TASK GOAL:
Show all lines of the listing that hold the word "lantai".
▬▬▬▬▬▬▬▬▬▬
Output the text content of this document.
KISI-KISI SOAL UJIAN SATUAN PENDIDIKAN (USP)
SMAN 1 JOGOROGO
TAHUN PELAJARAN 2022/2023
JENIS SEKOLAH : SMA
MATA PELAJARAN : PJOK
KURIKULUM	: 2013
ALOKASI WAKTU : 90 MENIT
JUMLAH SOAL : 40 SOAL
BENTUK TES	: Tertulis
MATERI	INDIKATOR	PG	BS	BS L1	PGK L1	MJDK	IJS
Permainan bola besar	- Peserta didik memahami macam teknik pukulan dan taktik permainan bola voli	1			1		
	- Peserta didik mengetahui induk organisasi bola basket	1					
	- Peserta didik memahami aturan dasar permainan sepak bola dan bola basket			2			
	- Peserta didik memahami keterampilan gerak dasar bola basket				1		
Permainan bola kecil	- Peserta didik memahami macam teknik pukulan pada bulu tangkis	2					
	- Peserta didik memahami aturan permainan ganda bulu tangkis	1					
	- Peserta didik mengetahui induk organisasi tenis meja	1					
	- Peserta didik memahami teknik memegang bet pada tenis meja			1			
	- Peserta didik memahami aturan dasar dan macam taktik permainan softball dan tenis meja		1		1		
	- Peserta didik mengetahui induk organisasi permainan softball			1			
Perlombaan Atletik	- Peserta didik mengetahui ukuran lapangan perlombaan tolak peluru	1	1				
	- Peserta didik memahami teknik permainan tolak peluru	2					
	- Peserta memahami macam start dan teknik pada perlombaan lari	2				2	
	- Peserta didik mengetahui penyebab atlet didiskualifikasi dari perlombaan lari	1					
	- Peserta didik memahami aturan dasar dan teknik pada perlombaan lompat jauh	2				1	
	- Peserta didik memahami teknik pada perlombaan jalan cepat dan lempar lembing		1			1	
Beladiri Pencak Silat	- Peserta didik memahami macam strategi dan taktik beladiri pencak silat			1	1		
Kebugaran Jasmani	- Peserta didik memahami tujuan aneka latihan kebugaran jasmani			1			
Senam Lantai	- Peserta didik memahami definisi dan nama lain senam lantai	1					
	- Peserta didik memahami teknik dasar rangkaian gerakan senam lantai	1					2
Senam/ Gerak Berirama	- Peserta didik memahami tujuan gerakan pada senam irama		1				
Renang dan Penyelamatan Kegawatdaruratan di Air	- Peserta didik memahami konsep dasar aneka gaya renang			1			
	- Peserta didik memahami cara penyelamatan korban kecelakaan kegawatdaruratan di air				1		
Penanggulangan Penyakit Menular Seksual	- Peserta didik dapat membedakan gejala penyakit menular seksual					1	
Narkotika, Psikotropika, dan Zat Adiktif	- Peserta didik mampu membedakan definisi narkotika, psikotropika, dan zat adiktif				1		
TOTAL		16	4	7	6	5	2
▬▬▬▬▬▬▬▬▬▬
WRITTEN SOLUTION:
Senam Lantai	- Peserta didik memahami definisi dan nama lain senam lantai	1					
	- Peserta didik memahami teknik dasar rangkaian gerakan senam lantai	1					2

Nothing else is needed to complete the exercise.